Objective: Type out the complete listing below word for word, without its pictures.

————————

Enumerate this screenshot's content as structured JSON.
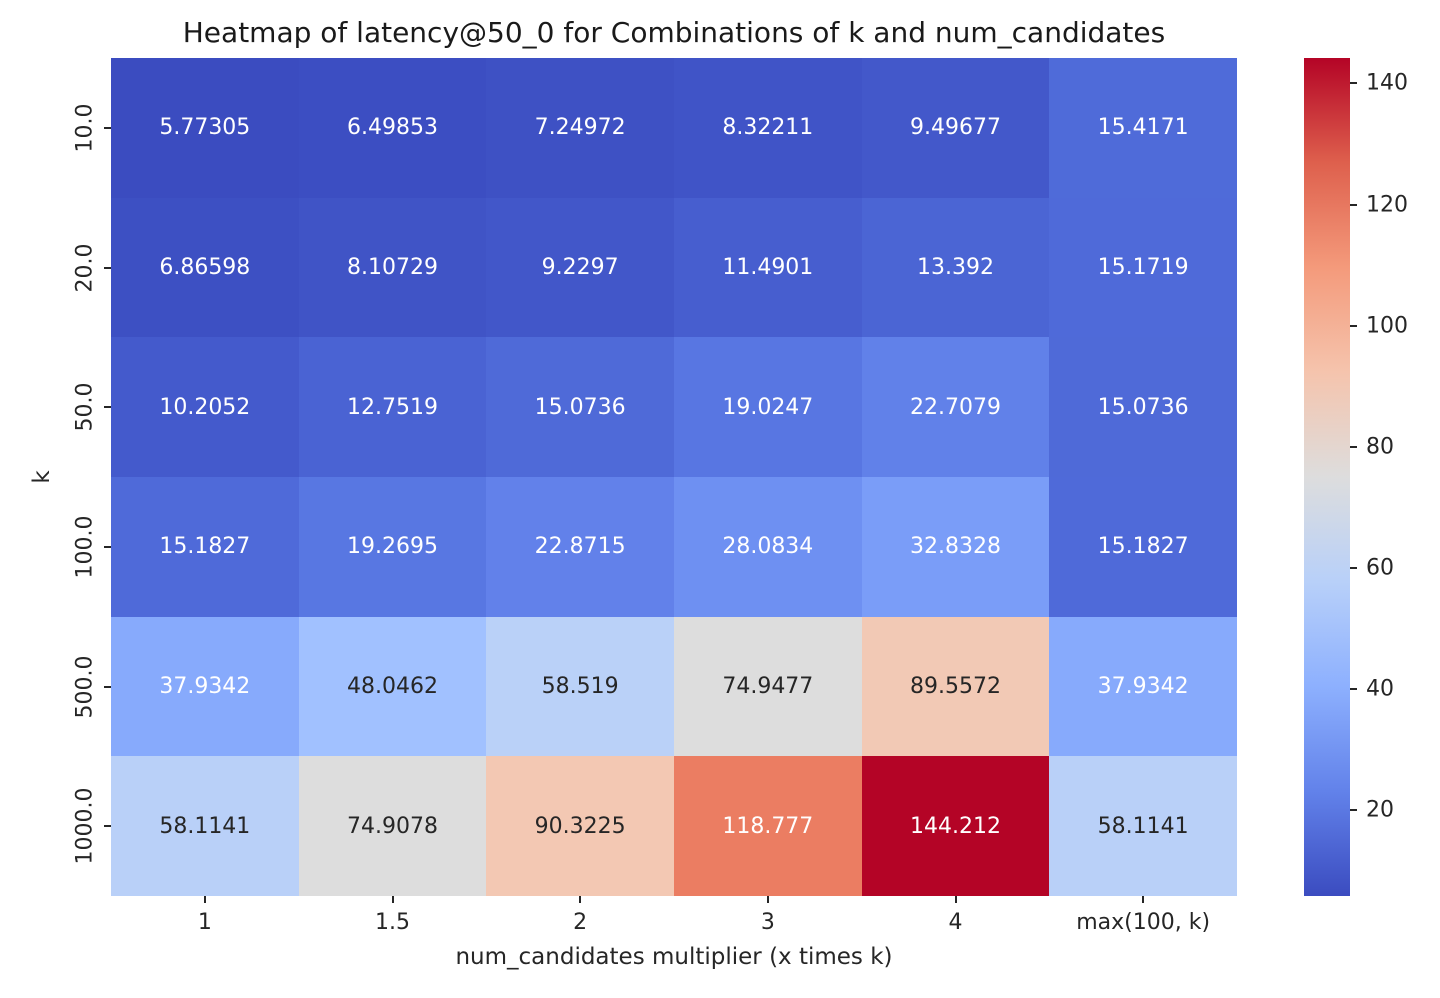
{
  "chart_data": {
    "type": "heatmap",
    "title": "Heatmap of latency@50_0 for Combinations of k and num_candidates",
    "xlabel": "num_candidates multiplier (x times k)",
    "ylabel": "k",
    "x_tick_labels": [
      "1",
      "1.5",
      "2",
      "3",
      "4",
      "max(100, k)"
    ],
    "y_tick_labels": [
      "10.0",
      "20.0",
      "50.0",
      "100.0",
      "500.0",
      "1000.0"
    ],
    "values": [
      [
        5.77305,
        6.49853,
        7.24972,
        8.32211,
        9.49677,
        15.4171
      ],
      [
        6.86598,
        8.10729,
        9.2297,
        11.4901,
        13.392,
        15.1719
      ],
      [
        10.2052,
        12.7519,
        15.0736,
        19.0247,
        22.7079,
        15.0736
      ],
      [
        15.1827,
        19.2695,
        22.8715,
        28.0834,
        32.8328,
        15.1827
      ],
      [
        37.9342,
        48.0462,
        58.519,
        74.9477,
        89.5572,
        37.9342
      ],
      [
        58.1141,
        74.9078,
        90.3225,
        118.777,
        144.212,
        58.1141
      ]
    ],
    "annotations": [
      [
        "5.77305",
        "6.49853",
        "7.24972",
        "8.32211",
        "9.49677",
        "15.4171"
      ],
      [
        "6.86598",
        "8.10729",
        "9.2297",
        "11.4901",
        "13.392",
        "15.1719"
      ],
      [
        "10.2052",
        "12.7519",
        "15.0736",
        "19.0247",
        "22.7079",
        "15.0736"
      ],
      [
        "15.1827",
        "19.2695",
        "22.8715",
        "28.0834",
        "32.8328",
        "15.1827"
      ],
      [
        "37.9342",
        "48.0462",
        "58.519",
        "74.9477",
        "89.5572",
        "37.9342"
      ],
      [
        "58.1141",
        "74.9078",
        "90.3225",
        "118.777",
        "144.212",
        "58.1141"
      ]
    ],
    "cell_colors": [
      [
        "#3B4CC0",
        "#3C4EC2",
        "#3E51C4",
        "#4054C7",
        "#4358CA",
        "#4F6BD9"
      ],
      [
        "#3D50C3",
        "#4054C6",
        "#4257C9",
        "#475ECF",
        "#4B65D4",
        "#4F6AD9"
      ],
      [
        "#445ACC",
        "#4A63D3",
        "#4F6AD8",
        "#5876E2",
        "#6181E9",
        "#4F6AD8"
      ],
      [
        "#4F6AD9",
        "#5877E2",
        "#6281EA",
        "#6E90F2",
        "#7A9DF8",
        "#4F6AD9"
      ],
      [
        "#87AAFC",
        "#A1C1FF",
        "#BAD1F8",
        "#DDDDDD",
        "#F2C9B5",
        "#87AAFC"
      ],
      [
        "#B9D0F8",
        "#DDDDDD",
        "#F3C8B3",
        "#EB7D62",
        "#B40426",
        "#B9D0F8"
      ]
    ],
    "annotation_colors": [
      [
        "#FFFFFF",
        "#FFFFFF",
        "#FFFFFF",
        "#FFFFFF",
        "#FFFFFF",
        "#FFFFFF"
      ],
      [
        "#FFFFFF",
        "#FFFFFF",
        "#FFFFFF",
        "#FFFFFF",
        "#FFFFFF",
        "#FFFFFF"
      ],
      [
        "#FFFFFF",
        "#FFFFFF",
        "#FFFFFF",
        "#FFFFFF",
        "#FFFFFF",
        "#FFFFFF"
      ],
      [
        "#FFFFFF",
        "#FFFFFF",
        "#FFFFFF",
        "#FFFFFF",
        "#FFFFFF",
        "#FFFFFF"
      ],
      [
        "#FFFFFF",
        "#262626",
        "#262626",
        "#262626",
        "#262626",
        "#FFFFFF"
      ],
      [
        "#262626",
        "#262626",
        "#262626",
        "#FFFFFF",
        "#FFFFFF",
        "#262626"
      ]
    ],
    "colormap": "coolwarm",
    "vmin": 5.77305,
    "vmax": 144.212,
    "grid": false,
    "colorbar": {
      "position": "right",
      "ticks": [
        20,
        40,
        60,
        80,
        100,
        120,
        140
      ],
      "gradient_stops": [
        {
          "t": 0.0,
          "color": "#3B4CC0"
        },
        {
          "t": 0.125,
          "color": "#6282EA"
        },
        {
          "t": 0.25,
          "color": "#8DB0FE"
        },
        {
          "t": 0.375,
          "color": "#B8D0F9"
        },
        {
          "t": 0.5,
          "color": "#DDDDDD"
        },
        {
          "t": 0.625,
          "color": "#F5C4AD"
        },
        {
          "t": 0.75,
          "color": "#F49A7B"
        },
        {
          "t": 0.875,
          "color": "#DE604D"
        },
        {
          "t": 1.0,
          "color": "#B40426"
        }
      ]
    }
  }
}
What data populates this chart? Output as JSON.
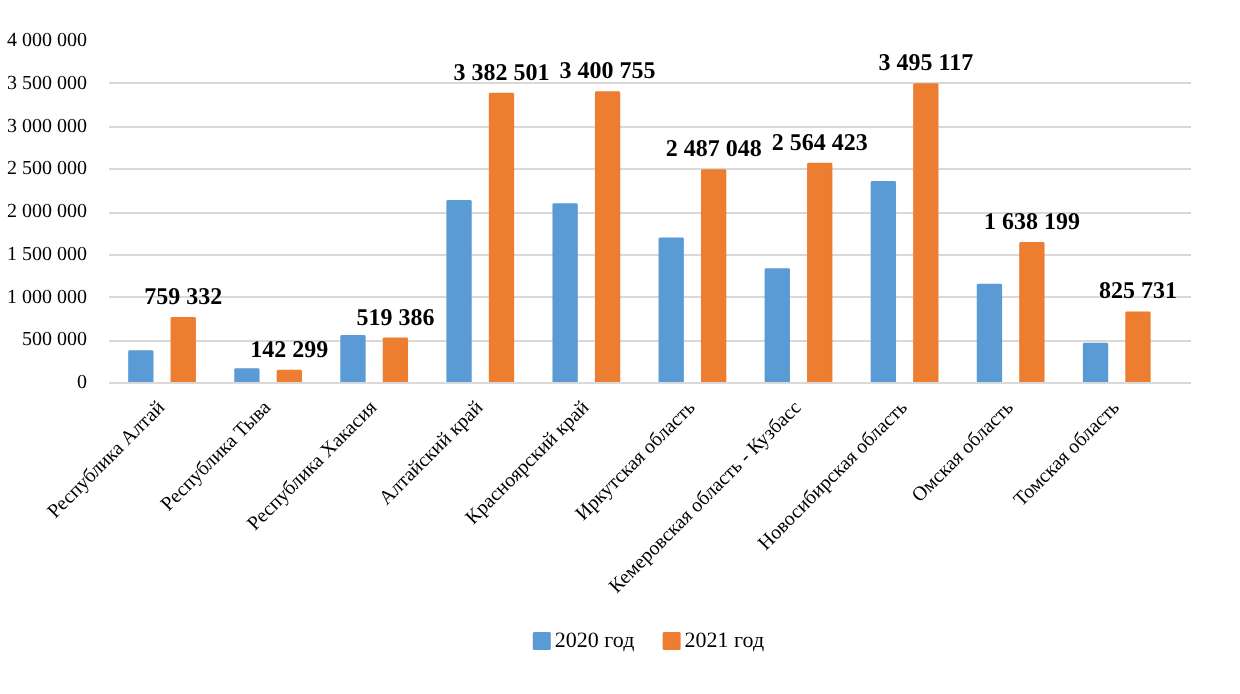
{
  "chart_data": {
    "type": "bar",
    "categories": [
      "Республика Алтай",
      "Республика Тыва",
      "Республика Хакасия",
      "Алтайский край",
      "Красноярский край",
      "Иркутская область",
      "Кемеровская область - Кузбасс",
      "Новосибирская область",
      "Омская область",
      "Томская область"
    ],
    "series": [
      {
        "name": "2020 год",
        "color": "#5b9bd5",
        "values": [
          370000,
          160000,
          550000,
          2130000,
          2090000,
          1690000,
          1330000,
          2350000,
          1150000,
          460000
        ]
      },
      {
        "name": "2021 год",
        "color": "#ed7d31",
        "values": [
          759332,
          142299,
          519386,
          3382501,
          3400755,
          2487048,
          2564423,
          3495117,
          1638199,
          825731
        ],
        "value_labels": [
          "759 332",
          "142 299",
          "519 386",
          "3 382 501",
          "3 400 755",
          "2 487 048",
          "2 564 423",
          "3 495 117",
          "1 638 199",
          "825 731"
        ]
      }
    ],
    "ylim": [
      0,
      4000000
    ],
    "yticks": [
      {
        "value": 0,
        "label": "0"
      },
      {
        "value": 500000,
        "label": "500 000"
      },
      {
        "value": 1000000,
        "label": "1 000 000"
      },
      {
        "value": 1500000,
        "label": "1 500 000"
      },
      {
        "value": 2000000,
        "label": "2 000 000"
      },
      {
        "value": 2500000,
        "label": "2 500 000"
      },
      {
        "value": 3000000,
        "label": "3 000 000"
      },
      {
        "value": 3500000,
        "label": "3 500 000"
      },
      {
        "value": 4000000,
        "label": "4 000 000"
      }
    ],
    "grid": "y",
    "legend": "bottom"
  }
}
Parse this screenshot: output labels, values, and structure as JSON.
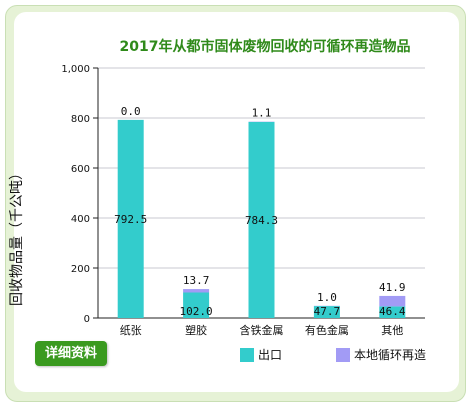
{
  "page": {
    "details_button": "详细资料"
  },
  "colors": {
    "export": "#33cccc",
    "local": "#a29bf5",
    "grid": "#c9c9d0",
    "axis": "#222222",
    "frame": "#e6f2d6",
    "button": "#3a9a1f"
  },
  "chart_data": {
    "type": "bar",
    "stacked": true,
    "title": "2017年从都市固体废物回收的可循环再造物品",
    "ylabel": "回收物品量（千公吨）",
    "xlabel": "",
    "ylim": [
      0,
      1000
    ],
    "yticks": [
      "0",
      "200",
      "400",
      "600",
      "800",
      "1,000"
    ],
    "grid": true,
    "legend_position": "bottom",
    "categories": [
      "纸张",
      "塑胶",
      "含铁金属",
      "有色金属",
      "其他"
    ],
    "series": [
      {
        "name": "出口",
        "values": [
          792.5,
          102.0,
          784.3,
          47.7,
          46.4
        ],
        "labels": [
          "792.5",
          "102.0",
          "784.3",
          "47.7",
          "46.4"
        ]
      },
      {
        "name": "本地循环再造",
        "values": [
          0.0,
          13.7,
          1.1,
          1.0,
          41.9
        ],
        "labels": [
          "0.0",
          "13.7",
          "1.1",
          "1.0",
          "41.9"
        ]
      }
    ]
  }
}
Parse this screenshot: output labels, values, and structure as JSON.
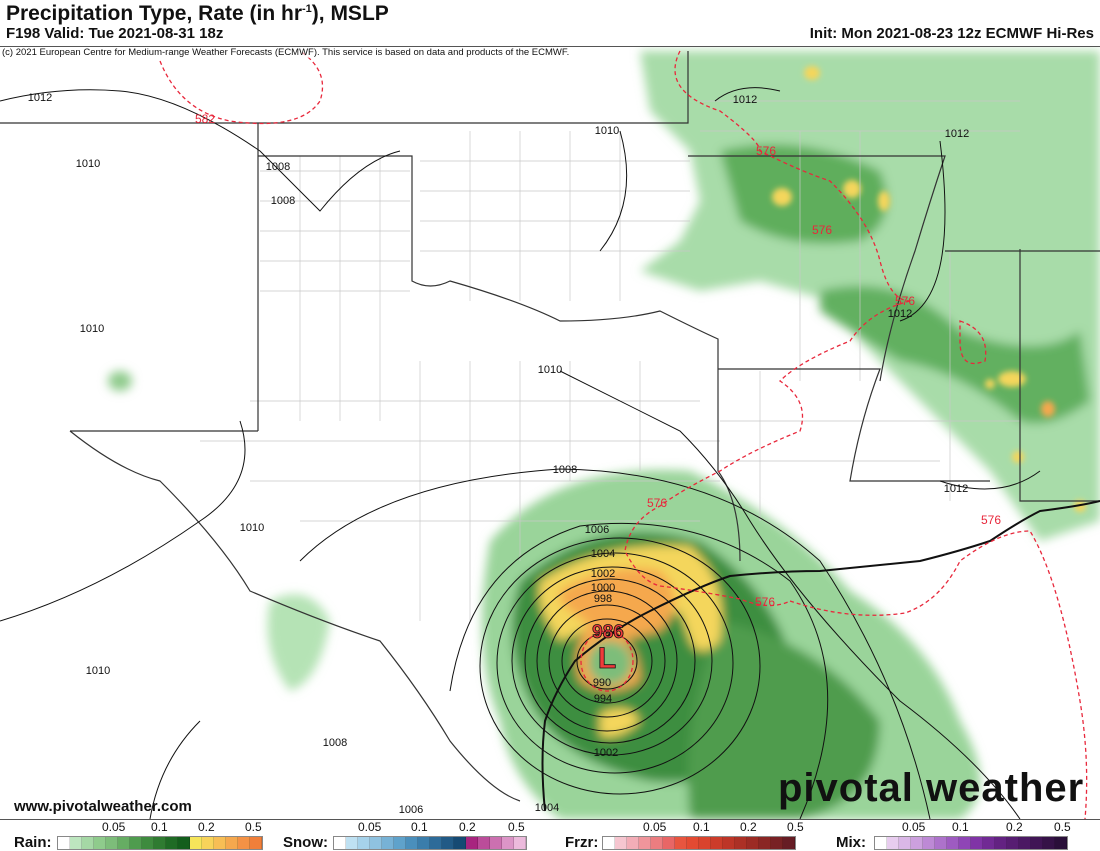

————————

Complete answer:
Enumerate this screenshot's content as structured JSON.
{
  "chart_data": {
    "type": "heatmap",
    "title": "Heatmap of latency@50_0 for Combinations of k and num_candidates",
    "xlabel": "num_candidates multiplier (x times k)",
    "ylabel": "k",
    "x_tick_labels": [
      "1",
      "1.5",
      "2",
      "3",
      "4",
      "max(100, k)"
    ],
    "y_tick_labels": [
      "10.0",
      "20.0",
      "50.0",
      "100.0",
      "500.0",
      "1000.0"
    ],
    "values": [
      [
        5.77305,
        6.49853,
        7.24972,
        8.32211,
        9.49677,
        15.4171
      ],
      [
        6.86598,
        8.10729,
        9.2297,
        11.4901,
        13.392,
        15.1719
      ],
      [
        10.2052,
        12.7519,
        15.0736,
        19.0247,
        22.7079,
        15.0736
      ],
      [
        15.1827,
        19.2695,
        22.8715,
        28.0834,
        32.8328,
        15.1827
      ],
      [
        37.9342,
        48.0462,
        58.519,
        74.9477,
        89.5572,
        37.9342
      ],
      [
        58.1141,
        74.9078,
        90.3225,
        118.777,
        144.212,
        58.1141
      ]
    ],
    "annotations": [
      [
        "5.77305",
        "6.49853",
        "7.24972",
        "8.32211",
        "9.49677",
        "15.4171"
      ],
      [
        "6.86598",
        "8.10729",
        "9.2297",
        "11.4901",
        "13.392",
        "15.1719"
      ],
      [
        "10.2052",
        "12.7519",
        "15.0736",
        "19.0247",
        "22.7079",
        "15.0736"
      ],
      [
        "15.1827",
        "19.2695",
        "22.8715",
        "28.0834",
        "32.8328",
        "15.1827"
      ],
      [
        "37.9342",
        "48.0462",
        "58.519",
        "74.9477",
        "89.5572",
        "37.9342"
      ],
      [
        "58.1141",
        "74.9078",
        "90.3225",
        "118.777",
        "144.212",
        "58.1141"
      ]
    ],
    "cell_colors": [
      [
        "#3B4CC0",
        "#3C4EC2",
        "#3E51C4",
        "#4054C7",
        "#4358CA",
        "#4F6BD9"
      ],
      [
        "#3D50C3",
        "#4054C6",
        "#4257C9",
        "#475ECF",
        "#4B65D4",
        "#4F6AD9"
      ],
      [
        "#445ACC",
        "#4A63D3",
        "#4F6AD8",
        "#5876E2",
        "#6181E9",
        "#4F6AD8"
      ],
      [
        "#4F6AD9",
        "#5877E2",
        "#6281EA",
        "#6E90F2",
        "#7A9DF8",
        "#4F6AD9"
      ],
      [
        "#87AAFC",
        "#A1C1FF",
        "#BAD1F8",
        "#DDDDDD",
        "#F2C9B5",
        "#87AAFC"
      ],
      [
        "#B9D0F8",
        "#DDDDDD",
        "#F3C8B3",
        "#EB7D62",
        "#B40426",
        "#B9D0F8"
      ]
    ],
    "annotation_colors": [
      [
        "#FFFFFF",
        "#FFFFFF",
        "#FFFFFF",
        "#FFFFFF",
        "#FFFFFF",
        "#FFFFFF"
      ],
      [
        "#FFFFFF",
        "#FFFFFF",
        "#FFFFFF",
        "#FFFFFF",
        "#FFFFFF",
        "#FFFFFF"
      ],
      [
        "#FFFFFF",
        "#FFFFFF",
        "#FFFFFF",
        "#FFFFFF",
        "#FFFFFF",
        "#FFFFFF"
      ],
      [
        "#FFFFFF",
        "#FFFFFF",
        "#FFFFFF",
        "#FFFFFF",
        "#FFFFFF",
        "#FFFFFF"
      ],
      [
        "#FFFFFF",
        "#262626",
        "#262626",
        "#262626",
        "#262626",
        "#FFFFFF"
      ],
      [
        "#262626",
        "#262626",
        "#262626",
        "#FFFFFF",
        "#FFFFFF",
        "#262626"
      ]
    ],
    "colormap": "coolwarm",
    "vmin": 5.77305,
    "vmax": 144.212,
    "grid": false,
    "colorbar": {
      "position": "right",
      "ticks": [
        20,
        40,
        60,
        80,
        100,
        120,
        140
      ],
      "gradient_stops": [
        {
          "t": 0.0,
          "color": "#3B4CC0"
        },
        {
          "t": 0.125,
          "color": "#6282EA"
        },
        {
          "t": 0.25,
          "color": "#8DB0FE"
        },
        {
          "t": 0.375,
          "color": "#B8D0F9"
        },
        {
          "t": 0.5,
          "color": "#DDDDDD"
        },
        {
          "t": 0.625,
          "color": "#F5C4AD"
        },
        {
          "t": 0.75,
          "color": "#F49A7B"
        },
        {
          "t": 0.875,
          "color": "#DE604D"
        },
        {
          "t": 1.0,
          "color": "#B40426"
        }
      ]
    }
  }
}
What data populates this chart? Output as JSON.
{
  "chart_data": {
    "type": "bar",
    "categories": [
      "Республика Алтай",
      "Республика Тыва",
      "Республика Хакасия",
      "Алтайский край",
      "Красноярский край",
      "Иркутская область",
      "Кемеровская область - Кузбасс",
      "Новосибирская область",
      "Омская область",
      "Томская область"
    ],
    "series": [
      {
        "name": "2020 год",
        "color": "#5b9bd5",
        "values": [
          370000,
          160000,
          550000,
          2130000,
          2090000,
          1690000,
          1330000,
          2350000,
          1150000,
          460000
        ]
      },
      {
        "name": "2021 год",
        "color": "#ed7d31",
        "values": [
          759332,
          142299,
          519386,
          3382501,
          3400755,
          2487048,
          2564423,
          3495117,
          1638199,
          825731
        ],
        "value_labels": [
          "759 332",
          "142 299",
          "519 386",
          "3 382 501",
          "3 400 755",
          "2 487 048",
          "2 564 423",
          "3 495 117",
          "1 638 199",
          "825 731"
        ]
      }
    ],
    "ylim": [
      0,
      4000000
    ],
    "yticks": [
      {
        "value": 0,
        "label": "0"
      },
      {
        "value": 500000,
        "label": "500 000"
      },
      {
        "value": 1000000,
        "label": "1 000 000"
      },
      {
        "value": 1500000,
        "label": "1 500 000"
      },
      {
        "value": 2000000,
        "label": "2 000 000"
      },
      {
        "value": 2500000,
        "label": "2 500 000"
      },
      {
        "value": 3000000,
        "label": "3 000 000"
      },
      {
        "value": 3500000,
        "label": "3 500 000"
      },
      {
        "value": 4000000,
        "label": "4 000 000"
      }
    ],
    "grid": "y",
    "legend": "bottom"
  }
}
Parse this screenshot: output labels, values, and structure as JSON.
{
  "page": {
    "details_button": "详细资料"
  },
  "colors": {
    "export": "#33cccc",
    "local": "#a29bf5",
    "grid": "#c9c9d0",
    "axis": "#222222",
    "frame": "#e6f2d6",
    "button": "#3a9a1f"
  },
  "chart_data": {
    "type": "bar",
    "stacked": true,
    "title": "2017年从都市固体废物回收的可循环再造物品",
    "ylabel": "回收物品量（千公吨）",
    "xlabel": "",
    "ylim": [
      0,
      1000
    ],
    "yticks": [
      "0",
      "200",
      "400",
      "600",
      "800",
      "1,000"
    ],
    "grid": true,
    "legend_position": "bottom",
    "categories": [
      "纸张",
      "塑胶",
      "含铁金属",
      "有色金属",
      "其他"
    ],
    "series": [
      {
        "name": "出口",
        "values": [
          792.5,
          102.0,
          784.3,
          47.7,
          46.4
        ],
        "labels": [
          "792.5",
          "102.0",
          "784.3",
          "47.7",
          "46.4"
        ]
      },
      {
        "name": "本地循环再造",
        "values": [
          0.0,
          13.7,
          1.1,
          1.0,
          41.9
        ],
        "labels": [
          "0.0",
          "13.7",
          "1.1",
          "1.0",
          "41.9"
        ]
      }
    ]
  }
}
Parse this screenshot: output labels, values, and structure as JSON.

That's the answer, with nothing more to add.